## TASK DESCRIPTION
Recast the listing lines as a Markdown table with the columns Row and Line, omitting blank lines. Begin at the line that contains "- data-point: [236, 382, 249, 394]" and stop after the line that contains "- ratio-point: [403, 818, 415, 830]".

## DATA FOR THIS TASK
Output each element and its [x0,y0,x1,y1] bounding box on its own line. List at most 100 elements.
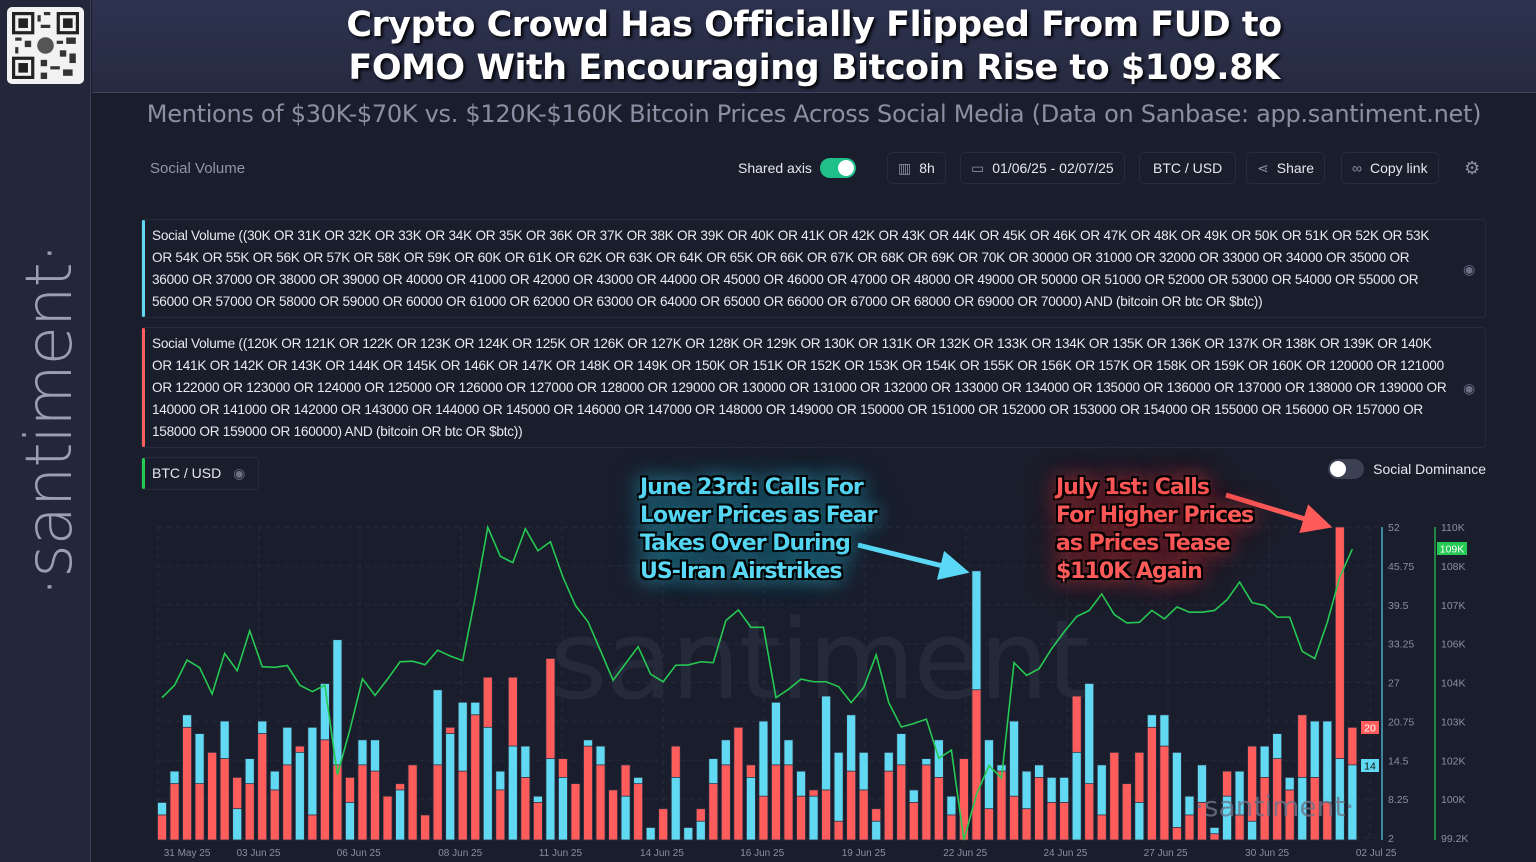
eye-icon[interactable]: ◉ [1463,379,1475,396]
badge-price-last [1437,542,1467,555]
share-button[interactable]: ⋖ Share [1246,152,1326,184]
bar-red [720,764,731,841]
bar-red [357,764,368,841]
bar-cyan [294,751,305,841]
settings-gear-icon[interactable]: ⚙ [1464,157,1481,178]
bar-cyan [445,733,456,841]
legend-query-red[interactable]: Social Volume ((120K OR 121K OR 122K OR … [141,327,1486,448]
badge-red-last [1361,721,1379,734]
toggle-switch[interactable] [1328,459,1365,479]
date-range-button[interactable]: ▭ 01/06/25 - 02/07/25 [960,152,1125,184]
bar-red [1034,777,1044,841]
x-tick-label: 08 Jun 25 [438,848,482,859]
x-tick-label: 30 Jun 25 [1245,848,1289,859]
bar-red [971,689,982,841]
bar-red [570,783,581,841]
bar-cyan [1347,764,1358,841]
share-label: Share [1276,160,1315,176]
copy-link-button[interactable]: ∞ Copy link [1341,152,1439,184]
y-right-tick-label: 110K [1441,522,1465,534]
y-right-tick-label: 103K [1441,716,1466,728]
bar-red [520,777,531,841]
bar-red [470,714,481,841]
bar-red [1234,814,1245,841]
bar-red [1209,833,1220,841]
query-text: Social Volume ((120K OR 121K OR 122K OR … [152,336,1447,439]
link-icon: ∞ [1352,160,1362,176]
subtitle: Mentions of $30K-$70K vs. $120K-$160K Bi… [146,100,1482,128]
bar-red [921,764,932,841]
interval-label: 8h [919,160,935,176]
bar-red [332,764,343,841]
y-right-tick-label: 100K [1441,794,1466,806]
bar-red [269,789,280,841]
bar-red [1159,745,1170,841]
bar-red [169,783,180,841]
bar-red [1322,802,1333,841]
bar-red [1109,751,1120,841]
bar-red [420,814,431,841]
legend-btc-usd[interactable]: BTC / USD ◉ [141,457,259,490]
bar-red [583,745,593,841]
pair-button[interactable]: BTC / USD [1139,152,1237,184]
bar-red [457,770,468,841]
bar-cyan [345,802,355,841]
bar-red [658,808,669,841]
qr-code-icon [7,7,84,84]
x-tick-label: 16 Jun 25 [740,848,784,859]
bar-red [533,802,543,841]
y-left-tick-label: 20.75 [1388,716,1414,728]
shared-axis-toggle[interactable]: Shared axis [728,152,866,184]
bar-cyan [645,827,656,841]
bar-red [257,733,268,841]
share-icon: ⋖ [1257,159,1269,176]
bar-red [1084,783,1095,841]
bar-cyan [1334,758,1345,841]
page-title: Crypto Crowd Has Officially Flipped From… [92,0,1536,90]
eye-icon[interactable]: ◉ [233,465,246,481]
x-tick-label: 19 Jun 25 [842,848,886,859]
bar-red [846,770,857,841]
sidebar: ·santiment· [0,0,91,862]
y-left-tick-label: 39.5 [1388,600,1409,612]
interval-button[interactable]: ▥ 8h [887,152,946,184]
bar-red [207,751,218,841]
series-color-bar [142,328,145,447]
bar-cyan [808,795,819,841]
bar-red [833,820,844,841]
title-line-1: Crypto Crowd Has Officially Flipped From… [346,5,1282,45]
bar-red [307,814,318,841]
bar-red [182,726,192,841]
annotation-line: $110K Again [1056,559,1203,584]
legend-panel: Social Volume ((30K OR 31K OR 32K OR 33K… [141,219,1486,490]
bar-cyan [558,777,568,841]
bar-cyan [1071,751,1082,841]
eye-icon[interactable]: ◉ [1463,260,1475,277]
bar-red [996,770,1007,841]
bar-cyan [695,820,706,841]
bar-red [319,739,330,841]
bar-red [608,789,618,841]
bar-red [1121,783,1132,841]
social-dominance-toggle[interactable]: Social Dominance [1328,459,1486,479]
shared-axis-label: Shared axis [738,160,812,176]
watermark-center: santiment [550,596,1090,724]
legend-query-cyan[interactable]: Social Volume ((30K OR 31K OR 32K OR 33K… [141,219,1486,318]
x-tick-label: 11 Jun 25 [539,848,583,859]
bar-red [783,764,794,841]
pair-label: BTC / USD [1153,160,1223,176]
y-left-tick-label: 8.25 [1388,794,1409,806]
y-left-tick-label: 2 [1388,833,1394,845]
y-left-tick-label: 52 [1388,522,1400,534]
btc-price-line [161,524,1354,841]
bar-red [896,764,907,841]
social-dominance-label: Social Dominance [1373,461,1486,477]
toggle-switch[interactable] [819,158,856,178]
bar-cyan [1134,802,1145,841]
x-tick-label: 24 Jun 25 [1043,848,1087,859]
series-color-bar [142,458,145,489]
bar-cyan [507,745,518,841]
annotation-june-23: June 23rd: Calls For Lower Prices as Fea… [640,474,877,586]
bar-red [1009,795,1019,841]
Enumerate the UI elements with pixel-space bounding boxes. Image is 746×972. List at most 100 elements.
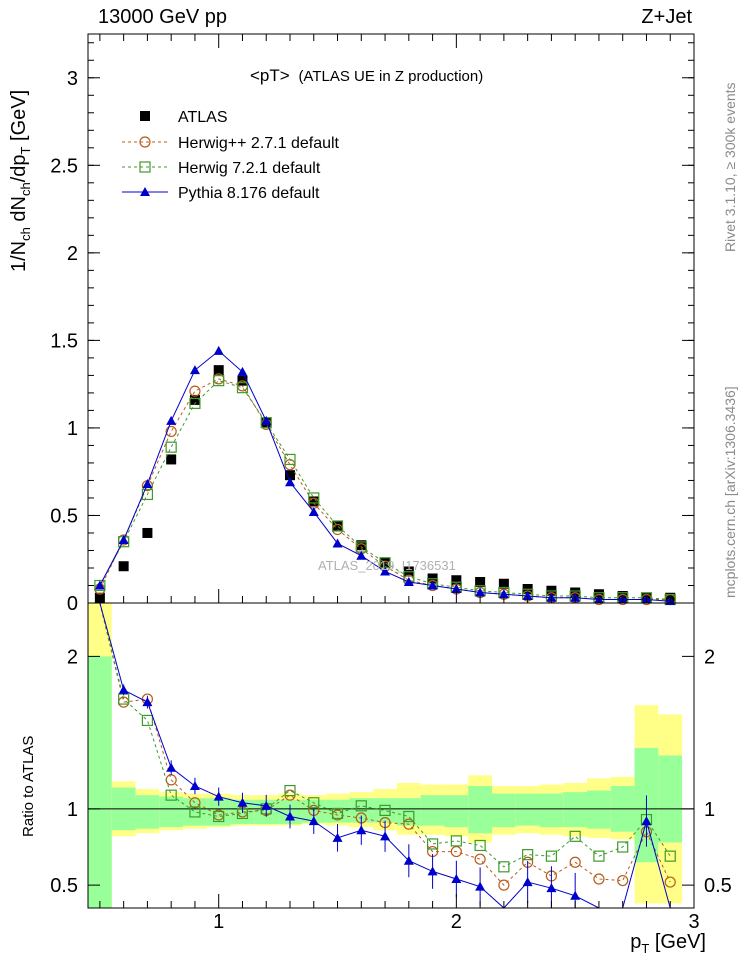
- data-point: [236, 382, 249, 394]
- x-tick-label: 3: [688, 911, 699, 933]
- ratio-point: [189, 797, 201, 809]
- data-point: [142, 478, 153, 488]
- data-point: [166, 454, 177, 465]
- data-point: [165, 441, 177, 453]
- ratio-frame: [87, 602, 695, 909]
- data-point: [308, 496, 319, 507]
- y-axis-label-ratio: Ratio to ATLAS: [20, 735, 37, 837]
- band-stat-bin: [539, 793, 564, 828]
- data-point: [166, 415, 177, 425]
- data-point: [498, 589, 509, 599]
- data-point: [213, 365, 224, 376]
- ratio-series-layer: [99, 602, 676, 909]
- ratio-point: [593, 850, 605, 862]
- data-point: [356, 540, 367, 551]
- ratio-series-line: [99, 602, 671, 909]
- ratio-y-tick-label-right: 2: [704, 646, 715, 668]
- ratio-point: [403, 818, 415, 830]
- y-tick-label: 0.5: [50, 505, 78, 527]
- data-point: [522, 590, 533, 600]
- ratio-bands-layer: [88, 603, 694, 908]
- ratio-point: [355, 800, 367, 812]
- title-sub: (ATLAS UE in Z production): [298, 68, 484, 85]
- band-stat-bin: [420, 795, 445, 826]
- ratio-y-tick-label: 2: [67, 646, 78, 668]
- ratio-point: [165, 789, 177, 801]
- ratio-point: [474, 839, 486, 852]
- data-point: [189, 397, 201, 410]
- data-point: [165, 425, 177, 438]
- band-stat-bin: [444, 795, 469, 828]
- data-point: [285, 470, 295, 481]
- ratio-point: [450, 845, 462, 858]
- data-point: [475, 587, 486, 597]
- ratio-point: [141, 714, 154, 727]
- data-point: [118, 561, 129, 572]
- band-stat-bin: [563, 792, 588, 828]
- ratio-point: [331, 807, 344, 820]
- ratio-point: [498, 879, 510, 891]
- y-tick-label: 0: [67, 593, 78, 615]
- data-point: [285, 477, 295, 487]
- y-tick-label: 2.5: [50, 155, 78, 177]
- ratio-point: [593, 873, 605, 885]
- band-stat-bin: [658, 755, 683, 843]
- band-stat-bin: [88, 656, 112, 908]
- ratio-y-tick-label: 1: [67, 799, 78, 821]
- x-tick-label: 2: [451, 911, 462, 933]
- data-point: [475, 576, 486, 587]
- y-tick-label: 1: [67, 418, 78, 440]
- data-point: [189, 394, 200, 405]
- top-series-layer: [94, 345, 676, 606]
- data-point: [118, 534, 129, 544]
- band-stat-bin: [325, 799, 350, 823]
- ratio-point: [213, 810, 225, 823]
- legend-marker: [139, 161, 151, 173]
- y-axis-label-top: 1/Nch dNch/dpT [GeV]: [8, 89, 33, 272]
- data-point: [451, 583, 462, 593]
- band-stat-bin: [468, 786, 492, 834]
- data-point: [498, 578, 509, 589]
- legend-label: ATLAS: [178, 109, 228, 126]
- chart-title: <pT> (ATLAS UE in Z production): [250, 66, 483, 86]
- data-point: [308, 492, 320, 504]
- data-point: [380, 566, 391, 576]
- rivet-label: Rivet 3.1.10, ≥ 300k events: [722, 82, 738, 252]
- data-point: [237, 366, 248, 376]
- band-stat-bin: [587, 790, 611, 829]
- ratio-point: [189, 806, 201, 818]
- data-point: [284, 453, 296, 466]
- ratio-point: [284, 784, 296, 797]
- legend: ATLAS Herwig++ 2.7.1 default Herwig 7.2.1 …: [122, 109, 340, 202]
- ratio-point: [426, 838, 439, 850]
- analysis-watermark: ATLAS_2019_I1736531: [318, 558, 456, 573]
- y-tick-label: 1.5: [50, 330, 78, 352]
- data-point: [332, 538, 343, 548]
- ratio-point: [498, 861, 510, 873]
- data-point: [142, 527, 153, 538]
- data-point: [331, 520, 344, 532]
- ratio-point: [379, 804, 391, 817]
- ratio-point: [569, 830, 581, 842]
- data-point: [380, 557, 391, 568]
- ratio-point: [450, 835, 462, 847]
- data-point: [141, 488, 154, 501]
- band-stat-bin: [492, 793, 516, 828]
- ratio-point: [664, 876, 676, 888]
- legend-label: Pythia 8.176 default: [178, 185, 320, 202]
- axes-layer: 00.511.522.530.5 0.51 12 21 2 3: [50, 33, 732, 933]
- legend-marker: [140, 111, 150, 121]
- data-point: [213, 345, 224, 355]
- ratio-point: [617, 874, 629, 887]
- series-line: [99, 378, 671, 600]
- ratio-point: [664, 850, 676, 862]
- process-label: Z+Jet: [641, 6, 692, 28]
- energy-label: 13000 GeV pp: [98, 6, 227, 28]
- series-line: [99, 380, 671, 600]
- legend-marker: [140, 187, 150, 196]
- data-point: [189, 385, 201, 397]
- x-axis-label: pT [GeV]: [630, 931, 706, 956]
- ratio-y-tick-label-right: 0.5: [704, 875, 732, 897]
- ratio-point: [569, 856, 581, 868]
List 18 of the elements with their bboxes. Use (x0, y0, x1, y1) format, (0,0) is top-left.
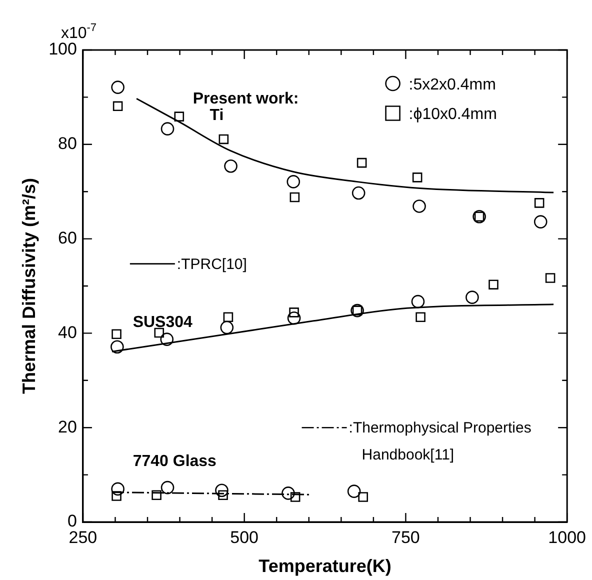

## FULL SOLUTION
| Row | Line |
|---|---|
| 1 | - data-point: [236, 382, 249, 394] |
| 2 | - x-tick-label: 3: [688, 911, 699, 933] |
| 3 | - ratio-point: [189, 797, 201, 809] |
| 4 | - data-point: [142, 478, 153, 488] |
| 5 | - data-point: [166, 454, 177, 465] |
| 6 | - data-point: [165, 441, 177, 453] |
| 7 | - ratio-frame: [87, 602, 695, 909] |
| 8 | - data-point: [308, 496, 319, 507] |
| 9 | - y-axis-label-ratio: Ratio to ATLAS: [20, 735, 37, 837] |
| 10 | - band-stat-bin: [539, 793, 564, 828] |
| 11 | - data-point: [166, 415, 177, 425] |
| 12 | - data-point: [498, 589, 509, 599] |
| 13 | - data-point: [213, 365, 224, 376] |
| 14 | - ratio-series-layer: [99, 602, 676, 909] |
| 15 | - ratio-point: [593, 850, 605, 862] |
| 16 | - data-point: [356, 540, 367, 551] |
| 17 | - ratio-series-line: [99, 602, 671, 909] |
| 18 | - ratio-y-tick-label-right: 2: [704, 646, 715, 668] |
| 19 | - ratio-point: [403, 818, 415, 830] |